Items from a dataset:
_ _ _ _

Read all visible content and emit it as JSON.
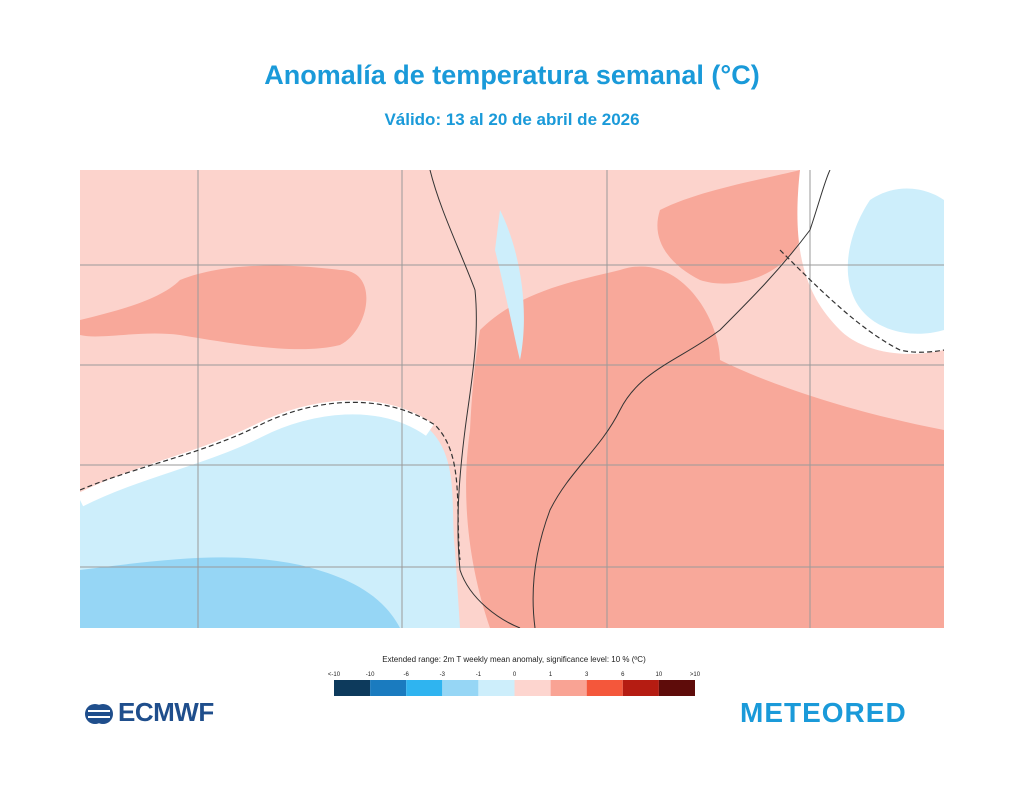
{
  "header": {
    "title": "Anomalía de temperatura semanal  (°C)",
    "subtitle": "Válido: 13 al 20 de abril de 2026"
  },
  "legend": {
    "caption": "Extended range: 2m T weekly mean anomaly, significance level: 10 % (ºC)",
    "labels": [
      "<-10",
      "-10",
      "-6",
      "-3",
      "-1",
      "0",
      "1",
      "3",
      "6",
      "10",
      ">10"
    ],
    "colors": [
      "#0d3a5c",
      "#1a7bbf",
      "#2fb4f0",
      "#96d6f5",
      "#cdeefb",
      "#fdd5cf",
      "#f9a394",
      "#f4573b",
      "#b51c12",
      "#5e0c0a"
    ]
  },
  "logos": {
    "left": "ECMWF",
    "right": "METEORED"
  }
}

_ _ _ _

TASK: Repeat the data in full and exactly. Omit pictures.

EXERCISE RESPONSE:
Read all visible content and emit it as JSON.
{
  "header": {
    "title": "Anomalía de temperatura semanal  (°C)",
    "subtitle": "Válido: 13 al 20 de abril de 2026"
  },
  "legend": {
    "caption": "Extended range: 2m T weekly mean anomaly, significance level: 10 % (ºC)",
    "labels": [
      "<-10",
      "-10",
      "-6",
      "-3",
      "-1",
      "0",
      "1",
      "3",
      "6",
      "10",
      ">10"
    ],
    "colors": [
      "#0d3a5c",
      "#1a7bbf",
      "#2fb4f0",
      "#96d6f5",
      "#cdeefb",
      "#fdd5cf",
      "#f9a394",
      "#f4573b",
      "#b51c12",
      "#5e0c0a"
    ]
  },
  "logos": {
    "left": "ECMWF",
    "right": "METEORED"
  }
}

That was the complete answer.